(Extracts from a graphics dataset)
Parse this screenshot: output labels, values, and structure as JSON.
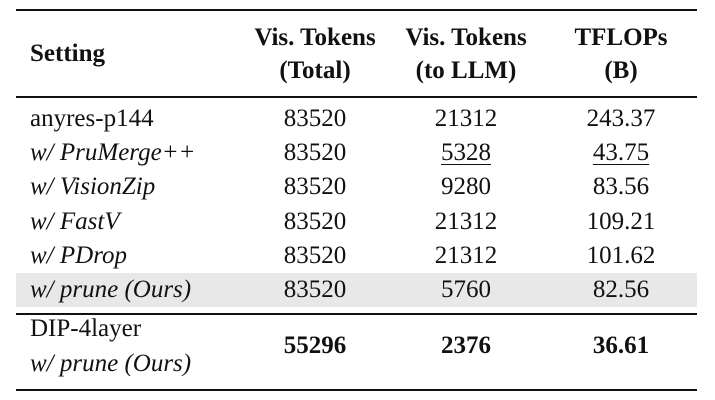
{
  "table": {
    "headers": [
      {
        "line1": "Setting",
        "line2": ""
      },
      {
        "line1": "Vis. Tokens",
        "line2": "(Total)"
      },
      {
        "line1": "Vis. Tokens",
        "line2": "(to LLM)"
      },
      {
        "line1": "TFLOPs",
        "line2": "(B)"
      }
    ],
    "rows": [
      {
        "setting": "anyres-p144",
        "total": "83520",
        "to_llm": "21312",
        "tflops": "243.37"
      },
      {
        "setting": "w/ PruMerge++",
        "total": "83520",
        "to_llm": "5328",
        "tflops": "43.75"
      },
      {
        "setting": "w/ VisionZip",
        "total": "83520",
        "to_llm": "9280",
        "tflops": "83.56"
      },
      {
        "setting": "w/ FastV",
        "total": "83520",
        "to_llm": "21312",
        "tflops": "109.21"
      },
      {
        "setting": "w/ PDrop",
        "total": "83520",
        "to_llm": "21312",
        "tflops": "101.62"
      },
      {
        "setting": "w/ prune (Ours)",
        "total": "83520",
        "to_llm": "5760",
        "tflops": "82.56"
      }
    ],
    "final_row": {
      "setting_line1": "DIP-4layer",
      "setting_line2": "w/ prune (Ours)",
      "total": "55296",
      "to_llm": "2376",
      "tflops": "36.61"
    },
    "highlight_color": "#e8e8e8"
  }
}
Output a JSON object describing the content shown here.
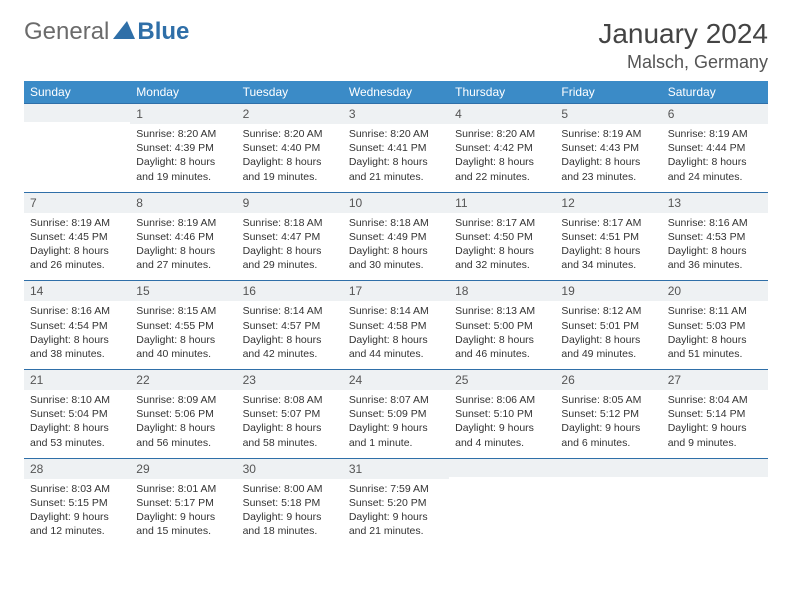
{
  "logo": {
    "general": "General",
    "blue": "Blue"
  },
  "title": "January 2024",
  "location": "Malsch, Germany",
  "colors": {
    "header_bg": "#3b8bc7",
    "header_text": "#ffffff",
    "daynum_bg": "#eef1f3",
    "row_border": "#2f6fa8",
    "body_text": "#333333",
    "logo_gray": "#6b6b6b",
    "logo_blue": "#2f6fa8"
  },
  "day_headers": [
    "Sunday",
    "Monday",
    "Tuesday",
    "Wednesday",
    "Thursday",
    "Friday",
    "Saturday"
  ],
  "weeks": [
    [
      {
        "n": "",
        "sr": "",
        "ss": "",
        "dl": ""
      },
      {
        "n": "1",
        "sr": "Sunrise: 8:20 AM",
        "ss": "Sunset: 4:39 PM",
        "dl": "Daylight: 8 hours and 19 minutes."
      },
      {
        "n": "2",
        "sr": "Sunrise: 8:20 AM",
        "ss": "Sunset: 4:40 PM",
        "dl": "Daylight: 8 hours and 19 minutes."
      },
      {
        "n": "3",
        "sr": "Sunrise: 8:20 AM",
        "ss": "Sunset: 4:41 PM",
        "dl": "Daylight: 8 hours and 21 minutes."
      },
      {
        "n": "4",
        "sr": "Sunrise: 8:20 AM",
        "ss": "Sunset: 4:42 PM",
        "dl": "Daylight: 8 hours and 22 minutes."
      },
      {
        "n": "5",
        "sr": "Sunrise: 8:19 AM",
        "ss": "Sunset: 4:43 PM",
        "dl": "Daylight: 8 hours and 23 minutes."
      },
      {
        "n": "6",
        "sr": "Sunrise: 8:19 AM",
        "ss": "Sunset: 4:44 PM",
        "dl": "Daylight: 8 hours and 24 minutes."
      }
    ],
    [
      {
        "n": "7",
        "sr": "Sunrise: 8:19 AM",
        "ss": "Sunset: 4:45 PM",
        "dl": "Daylight: 8 hours and 26 minutes."
      },
      {
        "n": "8",
        "sr": "Sunrise: 8:19 AM",
        "ss": "Sunset: 4:46 PM",
        "dl": "Daylight: 8 hours and 27 minutes."
      },
      {
        "n": "9",
        "sr": "Sunrise: 8:18 AM",
        "ss": "Sunset: 4:47 PM",
        "dl": "Daylight: 8 hours and 29 minutes."
      },
      {
        "n": "10",
        "sr": "Sunrise: 8:18 AM",
        "ss": "Sunset: 4:49 PM",
        "dl": "Daylight: 8 hours and 30 minutes."
      },
      {
        "n": "11",
        "sr": "Sunrise: 8:17 AM",
        "ss": "Sunset: 4:50 PM",
        "dl": "Daylight: 8 hours and 32 minutes."
      },
      {
        "n": "12",
        "sr": "Sunrise: 8:17 AM",
        "ss": "Sunset: 4:51 PM",
        "dl": "Daylight: 8 hours and 34 minutes."
      },
      {
        "n": "13",
        "sr": "Sunrise: 8:16 AM",
        "ss": "Sunset: 4:53 PM",
        "dl": "Daylight: 8 hours and 36 minutes."
      }
    ],
    [
      {
        "n": "14",
        "sr": "Sunrise: 8:16 AM",
        "ss": "Sunset: 4:54 PM",
        "dl": "Daylight: 8 hours and 38 minutes."
      },
      {
        "n": "15",
        "sr": "Sunrise: 8:15 AM",
        "ss": "Sunset: 4:55 PM",
        "dl": "Daylight: 8 hours and 40 minutes."
      },
      {
        "n": "16",
        "sr": "Sunrise: 8:14 AM",
        "ss": "Sunset: 4:57 PM",
        "dl": "Daylight: 8 hours and 42 minutes."
      },
      {
        "n": "17",
        "sr": "Sunrise: 8:14 AM",
        "ss": "Sunset: 4:58 PM",
        "dl": "Daylight: 8 hours and 44 minutes."
      },
      {
        "n": "18",
        "sr": "Sunrise: 8:13 AM",
        "ss": "Sunset: 5:00 PM",
        "dl": "Daylight: 8 hours and 46 minutes."
      },
      {
        "n": "19",
        "sr": "Sunrise: 8:12 AM",
        "ss": "Sunset: 5:01 PM",
        "dl": "Daylight: 8 hours and 49 minutes."
      },
      {
        "n": "20",
        "sr": "Sunrise: 8:11 AM",
        "ss": "Sunset: 5:03 PM",
        "dl": "Daylight: 8 hours and 51 minutes."
      }
    ],
    [
      {
        "n": "21",
        "sr": "Sunrise: 8:10 AM",
        "ss": "Sunset: 5:04 PM",
        "dl": "Daylight: 8 hours and 53 minutes."
      },
      {
        "n": "22",
        "sr": "Sunrise: 8:09 AM",
        "ss": "Sunset: 5:06 PM",
        "dl": "Daylight: 8 hours and 56 minutes."
      },
      {
        "n": "23",
        "sr": "Sunrise: 8:08 AM",
        "ss": "Sunset: 5:07 PM",
        "dl": "Daylight: 8 hours and 58 minutes."
      },
      {
        "n": "24",
        "sr": "Sunrise: 8:07 AM",
        "ss": "Sunset: 5:09 PM",
        "dl": "Daylight: 9 hours and 1 minute."
      },
      {
        "n": "25",
        "sr": "Sunrise: 8:06 AM",
        "ss": "Sunset: 5:10 PM",
        "dl": "Daylight: 9 hours and 4 minutes."
      },
      {
        "n": "26",
        "sr": "Sunrise: 8:05 AM",
        "ss": "Sunset: 5:12 PM",
        "dl": "Daylight: 9 hours and 6 minutes."
      },
      {
        "n": "27",
        "sr": "Sunrise: 8:04 AM",
        "ss": "Sunset: 5:14 PM",
        "dl": "Daylight: 9 hours and 9 minutes."
      }
    ],
    [
      {
        "n": "28",
        "sr": "Sunrise: 8:03 AM",
        "ss": "Sunset: 5:15 PM",
        "dl": "Daylight: 9 hours and 12 minutes."
      },
      {
        "n": "29",
        "sr": "Sunrise: 8:01 AM",
        "ss": "Sunset: 5:17 PM",
        "dl": "Daylight: 9 hours and 15 minutes."
      },
      {
        "n": "30",
        "sr": "Sunrise: 8:00 AM",
        "ss": "Sunset: 5:18 PM",
        "dl": "Daylight: 9 hours and 18 minutes."
      },
      {
        "n": "31",
        "sr": "Sunrise: 7:59 AM",
        "ss": "Sunset: 5:20 PM",
        "dl": "Daylight: 9 hours and 21 minutes."
      },
      {
        "n": "",
        "sr": "",
        "ss": "",
        "dl": ""
      },
      {
        "n": "",
        "sr": "",
        "ss": "",
        "dl": ""
      },
      {
        "n": "",
        "sr": "",
        "ss": "",
        "dl": ""
      }
    ]
  ]
}
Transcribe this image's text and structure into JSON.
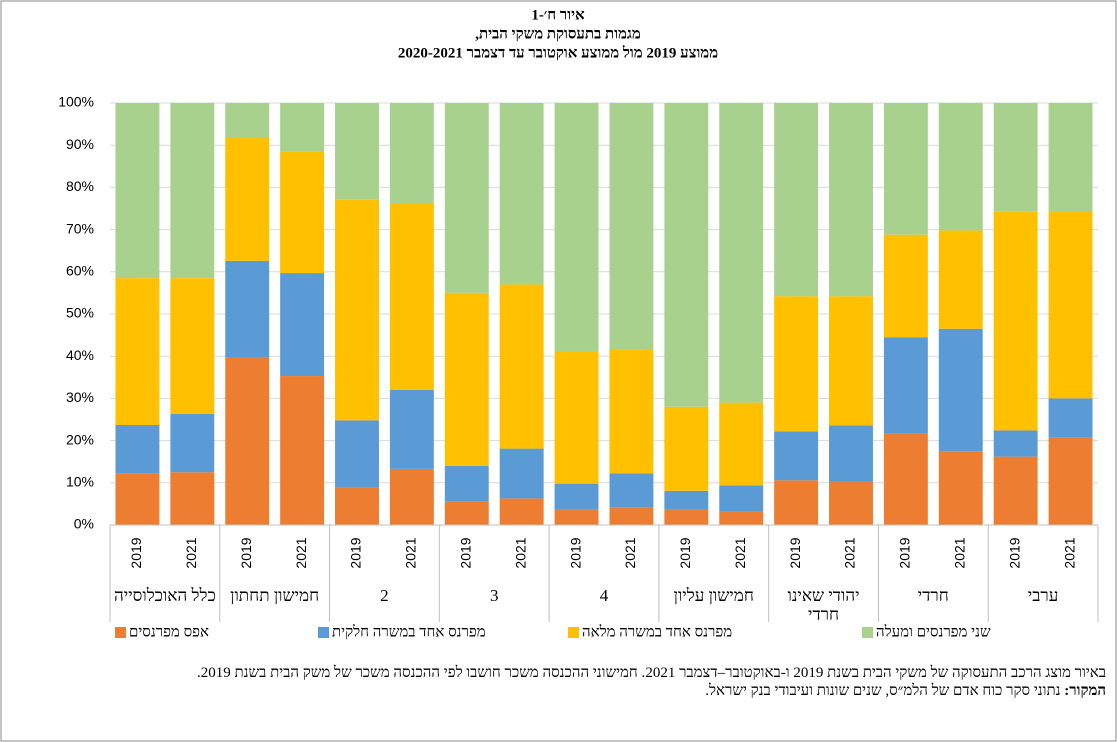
{
  "chart_data": {
    "type": "bar",
    "stacked": true,
    "title": [
      "איור ח׳-1",
      "מגמות בתעסוקת משקי הבית,",
      "ממוצע 2019 מול ממוצע אוקטובר עד דצמבר 2020-2021"
    ],
    "groups": [
      "כלל האוכלוסייה",
      "חמישון תחתון",
      "2",
      "3",
      "4",
      "חמישון עליון",
      "יהודי שאינו חרדי",
      "חרדי",
      "ערבי"
    ],
    "categories": [
      "2019",
      "2021",
      "2019",
      "2021",
      "2019",
      "2021",
      "2019",
      "2021",
      "2019",
      "2021",
      "2019",
      "2021",
      "2019",
      "2021",
      "2019",
      "2021",
      "2019",
      "2021"
    ],
    "series": [
      {
        "name": "אפס מפרנסים",
        "color": "#ed7d31",
        "values": [
          12.3,
          12.5,
          39.6,
          35.3,
          8.8,
          13.3,
          5.5,
          6.3,
          3.8,
          4.1,
          3.8,
          3.3,
          10.6,
          10.3,
          21.6,
          17.5,
          16.2,
          20.7
        ]
      },
      {
        "name": "מפרנס אחד במשרה חלקית",
        "color": "#5b9bd5",
        "values": [
          11.4,
          13.8,
          23.0,
          24.4,
          16.0,
          18.7,
          8.5,
          11.8,
          6.0,
          8.1,
          4.3,
          6.1,
          11.6,
          13.3,
          22.9,
          29.0,
          6.2,
          9.3
        ]
      },
      {
        "name": "מפרנס אחד במשרה מלאה",
        "color": "#ffc000",
        "values": [
          34.8,
          32.2,
          29.1,
          28.7,
          52.4,
          44.3,
          41.0,
          38.9,
          31.2,
          29.4,
          19.9,
          19.6,
          32.0,
          30.6,
          24.3,
          23.3,
          51.8,
          44.3
        ]
      },
      {
        "name": "שני מפרנסים ומעלה",
        "color": "#a9d18e",
        "values": [
          41.5,
          41.5,
          8.3,
          11.6,
          22.8,
          23.7,
          45.0,
          43.0,
          59.0,
          58.4,
          72.0,
          71.0,
          45.8,
          45.8,
          31.2,
          30.2,
          25.8,
          25.7
        ]
      }
    ],
    "ylim": [
      0,
      100
    ],
    "yticks": [
      {
        "value": 0,
        "label": "0%"
      },
      {
        "value": 10,
        "label": "10%"
      },
      {
        "value": 20,
        "label": "20%"
      },
      {
        "value": 30,
        "label": "30%"
      },
      {
        "value": 40,
        "label": "40%"
      },
      {
        "value": 50,
        "label": "50%"
      },
      {
        "value": 60,
        "label": "60%"
      },
      {
        "value": 70,
        "label": "70%"
      },
      {
        "value": 80,
        "label": "80%"
      },
      {
        "value": 90,
        "label": "90%"
      },
      {
        "value": 100,
        "label": "100%"
      }
    ],
    "grid": true,
    "legend": "bottom"
  },
  "notes": {
    "text": "באיור מוצג הרכב התעסוקה של משקי הבית בשנת 2019 ו-באוקטובר–דצמבר 2021. חמישוני ההכנסה משכר חושבו לפי ההכנסה משכר של משק הבית בשנת 2019.",
    "source_label": "המקור:",
    "source": "נתוני סקר כוח אדם של הלמ״ס, שנים שונות ועיבודי בנק ישראל."
  }
}
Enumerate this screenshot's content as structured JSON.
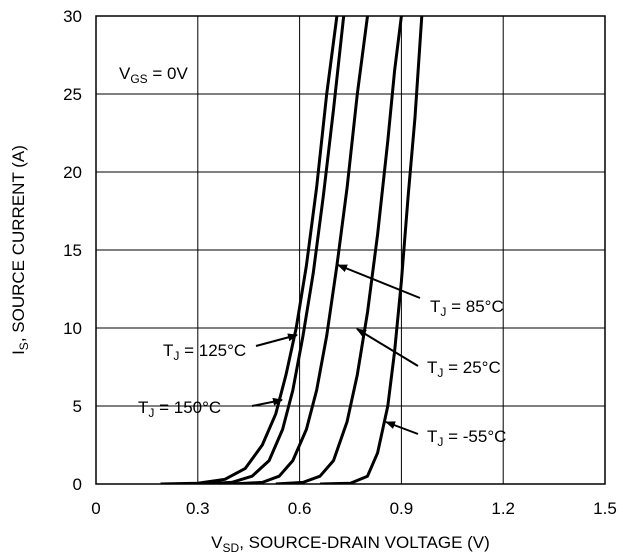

§ SET TASK: Copy out all lines from the material above that contain the string "name".

§ COMPLETE ANSWER:
        "name": "אפס מפרנסים",
        "name": "מפרנס אחד במשרה חלקית",
        "name": "מפרנס אחד במשרה מלאה",
        "name": "שני מפרנסים ומעלה",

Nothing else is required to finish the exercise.